> _WRITTEN TASK_
Lines holding the string "Excel" are the ones to copy from this listing.

━━━ DATA PROVIDED

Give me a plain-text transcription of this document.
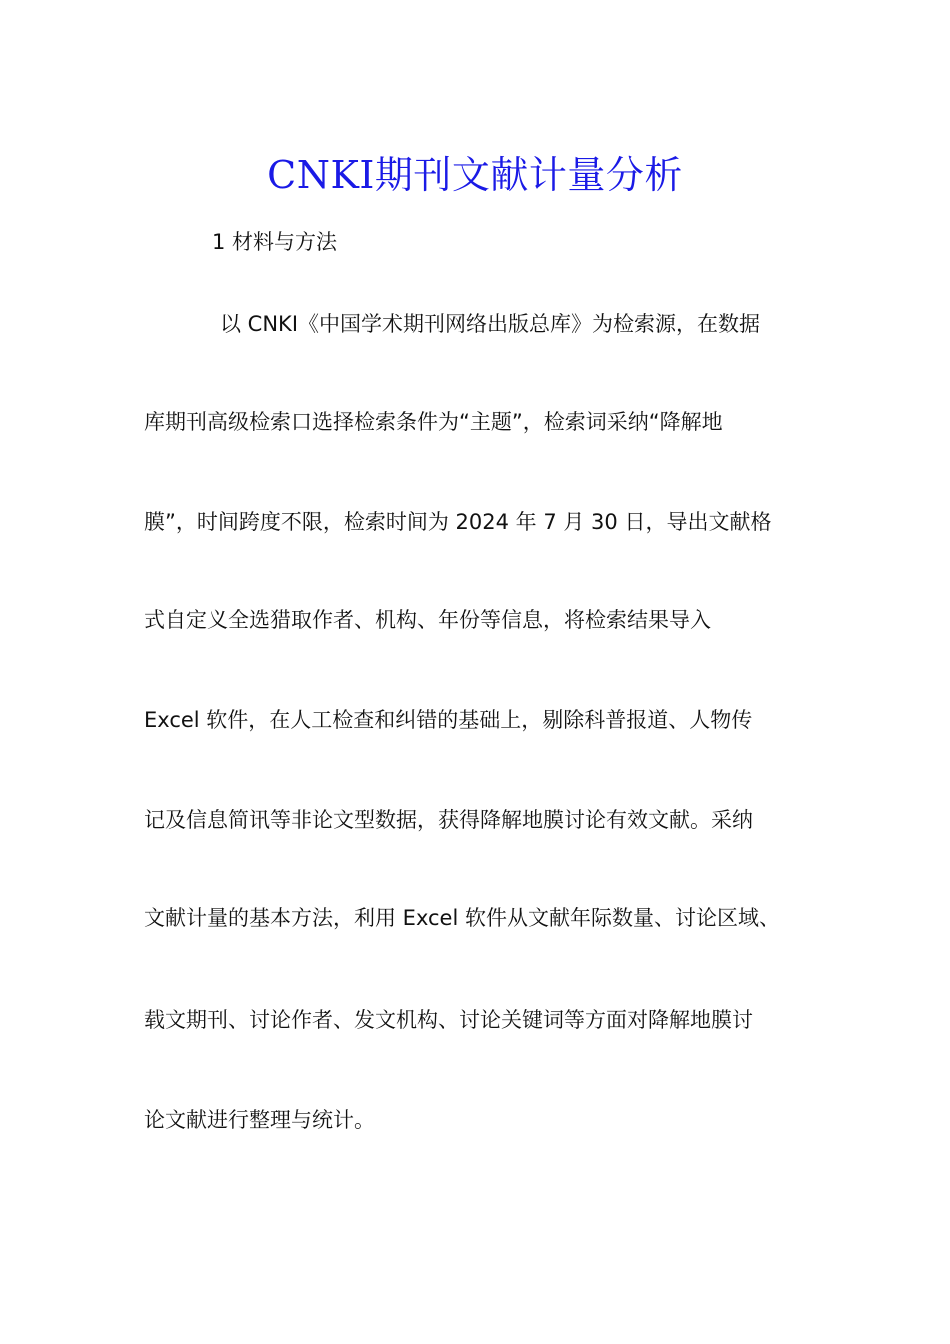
CNKI期刊文献计量分析
1 材料与方法
以 CNKI《中国学术期刊网络出版总库》为检索源，在数据
库期刊高级检索口选择检索条件为“主题”，检索词采纳“降解地
膜”，时间跨度不限，检索时间为 2024 年 7 月 30 日，导出文献格
式自定义全选猎取作者、机构、年份等信息，将检索结果导入
Excel 软件，在人工检查和纠错的基础上，剔除科普报道、人物传
记及信息简讯等非论文型数据，获得降解地膜讨论有效文献。采纳
文献计量的基本方法，利用 Excel 软件从文献年际数量、讨论区域、
载文期刊、讨论作者、发文机构、讨论关键词等方面对降解地膜讨
论文献进行整理与统计。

━━━━━━

> _RESULT OF THIS EXERCISE_
Excel 软件，在人工检查和纠错的基础上，剔除科普报道、人物传
文献计量的基本方法，利用 Excel 软件从文献年际数量、讨论区域、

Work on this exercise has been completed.